Challenge:
From the listing below, pull out every line where the string "nghiệm" appears.

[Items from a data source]
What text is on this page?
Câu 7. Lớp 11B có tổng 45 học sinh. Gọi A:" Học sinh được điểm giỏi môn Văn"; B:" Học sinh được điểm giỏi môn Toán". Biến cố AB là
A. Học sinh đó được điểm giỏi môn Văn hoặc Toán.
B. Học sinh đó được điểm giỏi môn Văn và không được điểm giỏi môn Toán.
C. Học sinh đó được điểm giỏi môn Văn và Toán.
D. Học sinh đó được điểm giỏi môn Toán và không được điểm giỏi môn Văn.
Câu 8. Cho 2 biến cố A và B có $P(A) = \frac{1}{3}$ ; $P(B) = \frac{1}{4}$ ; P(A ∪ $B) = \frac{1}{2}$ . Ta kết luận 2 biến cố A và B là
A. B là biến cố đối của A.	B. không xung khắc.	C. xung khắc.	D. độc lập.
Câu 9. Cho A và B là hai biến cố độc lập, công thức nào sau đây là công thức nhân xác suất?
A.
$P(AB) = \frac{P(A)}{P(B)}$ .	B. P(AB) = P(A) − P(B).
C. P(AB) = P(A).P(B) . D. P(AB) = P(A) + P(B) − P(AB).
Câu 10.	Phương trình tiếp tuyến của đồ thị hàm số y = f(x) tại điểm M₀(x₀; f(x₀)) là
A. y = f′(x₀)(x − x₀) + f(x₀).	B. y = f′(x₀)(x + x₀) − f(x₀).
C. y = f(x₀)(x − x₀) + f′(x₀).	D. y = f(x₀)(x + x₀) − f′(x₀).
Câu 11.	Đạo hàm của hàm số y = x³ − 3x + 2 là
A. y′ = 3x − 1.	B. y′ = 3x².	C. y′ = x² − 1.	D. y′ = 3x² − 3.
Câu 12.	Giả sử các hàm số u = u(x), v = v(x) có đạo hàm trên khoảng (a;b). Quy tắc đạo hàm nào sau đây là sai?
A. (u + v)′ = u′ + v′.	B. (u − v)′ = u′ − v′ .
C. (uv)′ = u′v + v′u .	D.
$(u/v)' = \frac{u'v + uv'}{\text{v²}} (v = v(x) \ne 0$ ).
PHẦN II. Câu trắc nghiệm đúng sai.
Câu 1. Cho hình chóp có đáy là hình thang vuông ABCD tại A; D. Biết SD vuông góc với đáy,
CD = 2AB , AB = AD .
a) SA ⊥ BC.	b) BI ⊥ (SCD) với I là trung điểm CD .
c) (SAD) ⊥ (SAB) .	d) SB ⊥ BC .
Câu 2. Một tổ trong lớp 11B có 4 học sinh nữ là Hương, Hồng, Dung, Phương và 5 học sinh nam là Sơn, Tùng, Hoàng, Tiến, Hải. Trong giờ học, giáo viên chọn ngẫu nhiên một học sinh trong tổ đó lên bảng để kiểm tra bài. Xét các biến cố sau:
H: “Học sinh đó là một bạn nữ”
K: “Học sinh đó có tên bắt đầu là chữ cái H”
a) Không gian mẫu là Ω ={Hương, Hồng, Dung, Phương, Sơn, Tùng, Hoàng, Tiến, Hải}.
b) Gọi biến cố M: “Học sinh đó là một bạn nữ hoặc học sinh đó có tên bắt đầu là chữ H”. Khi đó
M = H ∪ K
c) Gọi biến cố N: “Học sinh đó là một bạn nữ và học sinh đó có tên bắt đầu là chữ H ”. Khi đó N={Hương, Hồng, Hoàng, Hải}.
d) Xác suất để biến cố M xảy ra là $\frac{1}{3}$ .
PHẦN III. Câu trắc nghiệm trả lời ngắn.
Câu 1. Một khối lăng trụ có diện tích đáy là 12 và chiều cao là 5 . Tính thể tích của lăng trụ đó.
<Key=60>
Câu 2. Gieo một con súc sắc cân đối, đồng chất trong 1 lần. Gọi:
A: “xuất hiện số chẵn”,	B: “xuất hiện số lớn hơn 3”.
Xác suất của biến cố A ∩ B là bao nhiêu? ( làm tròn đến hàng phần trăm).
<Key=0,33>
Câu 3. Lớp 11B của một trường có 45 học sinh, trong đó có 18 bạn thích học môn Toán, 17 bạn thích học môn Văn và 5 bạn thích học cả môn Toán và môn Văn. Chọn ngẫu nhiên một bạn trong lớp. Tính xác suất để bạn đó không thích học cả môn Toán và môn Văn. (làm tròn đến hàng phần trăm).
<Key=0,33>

Correct response:
PHẦN II. Câu trắc nghiệm đúng sai.
PHẦN III. Câu trắc nghiệm trả lời ngắn.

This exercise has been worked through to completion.